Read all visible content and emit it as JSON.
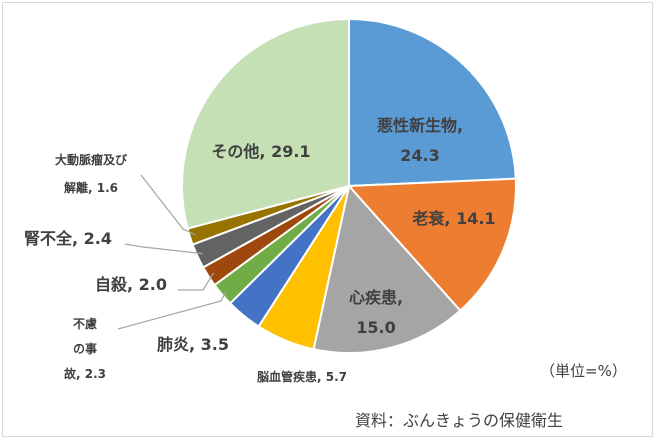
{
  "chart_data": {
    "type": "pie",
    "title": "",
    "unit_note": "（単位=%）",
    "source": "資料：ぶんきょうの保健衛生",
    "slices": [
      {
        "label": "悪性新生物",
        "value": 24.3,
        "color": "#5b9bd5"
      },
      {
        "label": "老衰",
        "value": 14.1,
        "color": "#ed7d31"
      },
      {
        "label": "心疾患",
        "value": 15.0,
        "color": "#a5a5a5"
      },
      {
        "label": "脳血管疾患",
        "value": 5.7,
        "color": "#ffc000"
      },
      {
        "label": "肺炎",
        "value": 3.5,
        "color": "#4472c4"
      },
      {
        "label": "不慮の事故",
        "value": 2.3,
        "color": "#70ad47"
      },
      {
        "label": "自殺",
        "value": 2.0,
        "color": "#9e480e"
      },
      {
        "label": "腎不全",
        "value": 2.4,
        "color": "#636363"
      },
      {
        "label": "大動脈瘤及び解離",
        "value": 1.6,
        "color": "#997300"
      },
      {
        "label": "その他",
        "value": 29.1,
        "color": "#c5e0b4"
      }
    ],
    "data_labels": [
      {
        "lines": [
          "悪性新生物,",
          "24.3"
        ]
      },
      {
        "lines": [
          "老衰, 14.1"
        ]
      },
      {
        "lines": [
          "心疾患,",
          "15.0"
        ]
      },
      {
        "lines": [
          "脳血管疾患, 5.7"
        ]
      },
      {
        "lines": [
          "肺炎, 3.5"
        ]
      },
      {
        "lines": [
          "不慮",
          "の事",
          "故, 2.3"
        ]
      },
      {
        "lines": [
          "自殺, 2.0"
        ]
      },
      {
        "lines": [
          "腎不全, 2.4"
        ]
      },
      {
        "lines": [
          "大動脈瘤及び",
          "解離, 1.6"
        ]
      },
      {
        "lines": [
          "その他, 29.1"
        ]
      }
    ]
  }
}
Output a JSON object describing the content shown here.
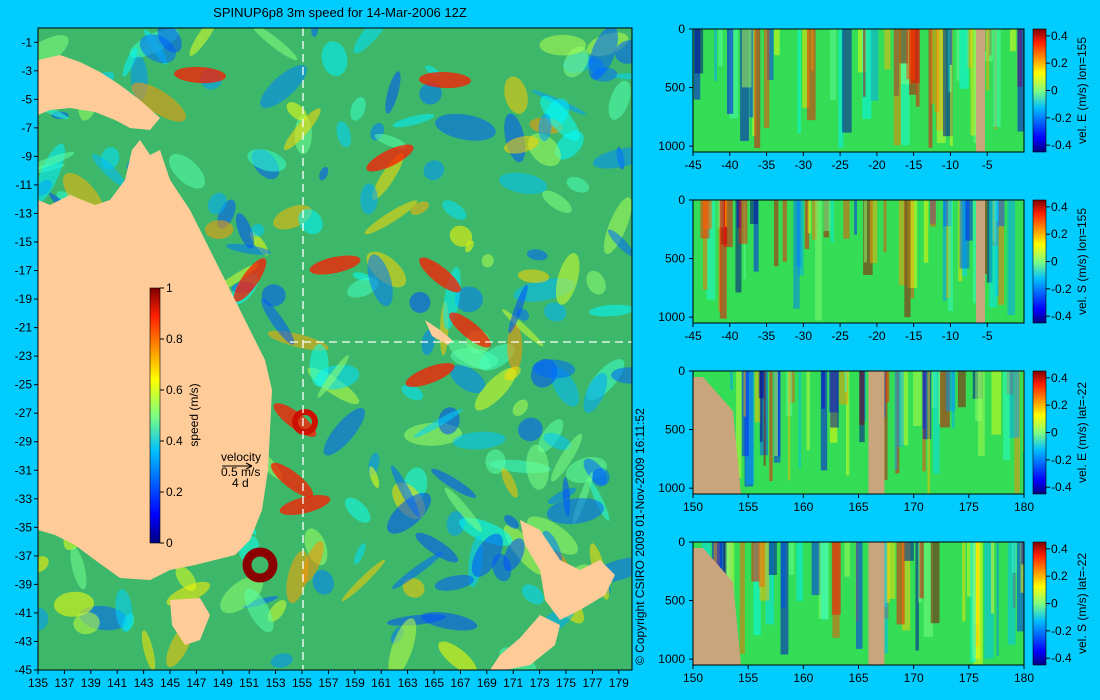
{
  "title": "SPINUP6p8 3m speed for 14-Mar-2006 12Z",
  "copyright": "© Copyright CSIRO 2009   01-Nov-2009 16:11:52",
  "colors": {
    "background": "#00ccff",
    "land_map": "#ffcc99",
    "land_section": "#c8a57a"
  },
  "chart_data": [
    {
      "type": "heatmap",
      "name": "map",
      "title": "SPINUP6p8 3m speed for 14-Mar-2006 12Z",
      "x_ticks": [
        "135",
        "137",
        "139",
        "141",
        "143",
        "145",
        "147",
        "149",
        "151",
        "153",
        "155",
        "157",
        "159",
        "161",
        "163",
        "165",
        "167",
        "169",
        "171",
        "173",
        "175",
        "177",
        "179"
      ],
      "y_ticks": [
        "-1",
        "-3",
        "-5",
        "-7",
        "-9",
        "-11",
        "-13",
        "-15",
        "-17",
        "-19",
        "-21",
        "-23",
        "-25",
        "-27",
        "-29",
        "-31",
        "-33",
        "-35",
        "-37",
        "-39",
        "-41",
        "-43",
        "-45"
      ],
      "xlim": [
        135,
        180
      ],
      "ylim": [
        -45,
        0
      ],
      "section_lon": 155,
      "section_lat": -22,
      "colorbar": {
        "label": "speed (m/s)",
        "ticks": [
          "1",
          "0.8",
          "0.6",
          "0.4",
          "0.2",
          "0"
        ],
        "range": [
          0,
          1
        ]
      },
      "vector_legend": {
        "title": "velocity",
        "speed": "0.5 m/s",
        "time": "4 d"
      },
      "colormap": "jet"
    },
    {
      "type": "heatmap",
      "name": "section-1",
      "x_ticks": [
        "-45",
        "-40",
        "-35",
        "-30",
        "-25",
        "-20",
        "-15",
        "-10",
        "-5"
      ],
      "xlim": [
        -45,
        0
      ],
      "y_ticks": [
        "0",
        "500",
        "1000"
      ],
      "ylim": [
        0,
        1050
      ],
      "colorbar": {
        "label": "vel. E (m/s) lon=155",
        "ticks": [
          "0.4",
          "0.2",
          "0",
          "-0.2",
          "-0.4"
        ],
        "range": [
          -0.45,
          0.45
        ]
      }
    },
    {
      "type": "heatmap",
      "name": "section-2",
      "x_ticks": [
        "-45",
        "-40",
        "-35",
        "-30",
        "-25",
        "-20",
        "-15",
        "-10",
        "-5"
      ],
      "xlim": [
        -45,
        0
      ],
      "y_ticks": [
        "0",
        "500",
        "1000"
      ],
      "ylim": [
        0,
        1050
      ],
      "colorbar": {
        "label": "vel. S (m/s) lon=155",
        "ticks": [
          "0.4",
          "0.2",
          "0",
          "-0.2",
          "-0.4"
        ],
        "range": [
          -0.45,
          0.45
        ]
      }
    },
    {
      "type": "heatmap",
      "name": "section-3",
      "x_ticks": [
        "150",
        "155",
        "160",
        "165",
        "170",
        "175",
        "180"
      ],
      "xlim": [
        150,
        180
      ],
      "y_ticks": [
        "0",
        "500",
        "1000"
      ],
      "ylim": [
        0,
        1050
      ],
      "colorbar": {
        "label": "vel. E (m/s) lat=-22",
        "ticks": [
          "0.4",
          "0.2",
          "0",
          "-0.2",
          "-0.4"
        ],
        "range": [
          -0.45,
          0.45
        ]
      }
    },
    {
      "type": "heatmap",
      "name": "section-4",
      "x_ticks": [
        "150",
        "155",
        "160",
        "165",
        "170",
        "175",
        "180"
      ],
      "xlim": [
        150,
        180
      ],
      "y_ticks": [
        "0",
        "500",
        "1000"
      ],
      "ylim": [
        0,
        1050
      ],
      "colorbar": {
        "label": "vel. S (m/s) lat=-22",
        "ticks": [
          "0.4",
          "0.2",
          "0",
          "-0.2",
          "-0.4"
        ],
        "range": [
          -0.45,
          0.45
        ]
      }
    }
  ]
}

### Problem
Check each line above for the word "value" and say how many have it, with nothing else.

### Exercise answer
10